[Records that describe figures]
★ ★ ★
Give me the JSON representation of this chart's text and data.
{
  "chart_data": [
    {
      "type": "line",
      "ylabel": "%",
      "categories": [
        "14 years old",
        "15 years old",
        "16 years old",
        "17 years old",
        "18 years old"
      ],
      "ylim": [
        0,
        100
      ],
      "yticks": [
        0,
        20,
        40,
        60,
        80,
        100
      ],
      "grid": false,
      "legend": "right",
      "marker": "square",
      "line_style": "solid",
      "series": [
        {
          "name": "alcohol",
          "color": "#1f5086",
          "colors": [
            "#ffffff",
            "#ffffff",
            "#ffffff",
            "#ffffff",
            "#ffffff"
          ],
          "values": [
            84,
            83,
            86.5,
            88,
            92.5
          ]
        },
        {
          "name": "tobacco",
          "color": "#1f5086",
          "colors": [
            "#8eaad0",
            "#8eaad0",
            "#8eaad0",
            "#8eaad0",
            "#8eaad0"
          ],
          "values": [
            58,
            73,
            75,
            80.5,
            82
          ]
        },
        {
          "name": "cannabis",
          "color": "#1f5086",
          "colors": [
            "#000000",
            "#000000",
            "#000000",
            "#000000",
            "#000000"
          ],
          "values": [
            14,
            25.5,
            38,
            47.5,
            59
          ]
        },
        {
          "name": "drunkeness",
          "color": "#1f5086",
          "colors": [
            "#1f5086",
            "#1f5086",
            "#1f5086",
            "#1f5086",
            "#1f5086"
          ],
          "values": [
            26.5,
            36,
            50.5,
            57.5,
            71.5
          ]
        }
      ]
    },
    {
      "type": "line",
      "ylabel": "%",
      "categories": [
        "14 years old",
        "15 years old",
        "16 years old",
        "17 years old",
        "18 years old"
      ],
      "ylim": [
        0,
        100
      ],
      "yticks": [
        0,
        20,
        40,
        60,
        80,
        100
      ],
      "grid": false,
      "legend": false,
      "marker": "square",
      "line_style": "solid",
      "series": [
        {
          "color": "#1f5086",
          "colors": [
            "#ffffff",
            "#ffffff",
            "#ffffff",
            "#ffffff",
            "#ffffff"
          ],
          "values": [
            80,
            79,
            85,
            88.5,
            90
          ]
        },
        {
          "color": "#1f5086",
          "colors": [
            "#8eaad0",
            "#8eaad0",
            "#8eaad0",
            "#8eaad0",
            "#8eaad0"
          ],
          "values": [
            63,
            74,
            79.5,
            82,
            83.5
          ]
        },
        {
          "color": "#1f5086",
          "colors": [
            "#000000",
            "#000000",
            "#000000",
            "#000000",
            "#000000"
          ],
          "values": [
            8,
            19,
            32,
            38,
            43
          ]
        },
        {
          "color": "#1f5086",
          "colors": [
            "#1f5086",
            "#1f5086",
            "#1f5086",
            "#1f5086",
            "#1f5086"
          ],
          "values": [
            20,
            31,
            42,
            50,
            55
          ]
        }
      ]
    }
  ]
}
★ ★ ★
◆ SET EXERCISE:
Give back all the data exactly as written.

◆ ANSWER TO THE TASK:
Give me the JSON representation of this chart's text and data.
{
  "chart_data": [
    {
      "type": "line",
      "ylabel": "%",
      "categories": [
        "14 years old",
        "15 years old",
        "16 years old",
        "17 years old",
        "18 years old"
      ],
      "ylim": [
        0,
        100
      ],
      "yticks": [
        0,
        20,
        40,
        60,
        80,
        100
      ],
      "grid": false,
      "legend": "right",
      "marker": "square",
      "line_style": "solid",
      "series": [
        {
          "name": "alcohol",
          "color": "#1f5086",
          "colors": [
            "#ffffff",
            "#ffffff",
            "#ffffff",
            "#ffffff",
            "#ffffff"
          ],
          "values": [
            84,
            83,
            86.5,
            88,
            92.5
          ]
        },
        {
          "name": "tobacco",
          "color": "#1f5086",
          "colors": [
            "#8eaad0",
            "#8eaad0",
            "#8eaad0",
            "#8eaad0",
            "#8eaad0"
          ],
          "values": [
            58,
            73,
            75,
            80.5,
            82
          ]
        },
        {
          "name": "cannabis",
          "color": "#1f5086",
          "colors": [
            "#000000",
            "#000000",
            "#000000",
            "#000000",
            "#000000"
          ],
          "values": [
            14,
            25.5,
            38,
            47.5,
            59
          ]
        },
        {
          "name": "drunkeness",
          "color": "#1f5086",
          "colors": [
            "#1f5086",
            "#1f5086",
            "#1f5086",
            "#1f5086",
            "#1f5086"
          ],
          "values": [
            26.5,
            36,
            50.5,
            57.5,
            71.5
          ]
        }
      ]
    },
    {
      "type": "line",
      "ylabel": "%",
      "categories": [
        "14 years old",
        "15 years old",
        "16 years old",
        "17 years old",
        "18 years old"
      ],
      "ylim": [
        0,
        100
      ],
      "yticks": [
        0,
        20,
        40,
        60,
        80,
        100
      ],
      "grid": false,
      "legend": false,
      "marker": "square",
      "line_style": "solid",
      "series": [
        {
          "color": "#1f5086",
          "colors": [
            "#ffffff",
            "#ffffff",
            "#ffffff",
            "#ffffff",
            "#ffffff"
          ],
          "values": [
            80,
            79,
            85,
            88.5,
            90
          ]
        },
        {
          "color": "#1f5086",
          "colors": [
            "#8eaad0",
            "#8eaad0",
            "#8eaad0",
            "#8eaad0",
            "#8eaad0"
          ],
          "values": [
            63,
            74,
            79.5,
            82,
            83.5
          ]
        },
        {
          "color": "#1f5086",
          "colors": [
            "#000000",
            "#000000",
            "#000000",
            "#000000",
            "#000000"
          ],
          "values": [
            8,
            19,
            32,
            38,
            43
          ]
        },
        {
          "color": "#1f5086",
          "colors": [
            "#1f5086",
            "#1f5086",
            "#1f5086",
            "#1f5086",
            "#1f5086"
          ],
          "values": [
            20,
            31,
            42,
            50,
            55
          ]
        }
      ]
    }
  ]
}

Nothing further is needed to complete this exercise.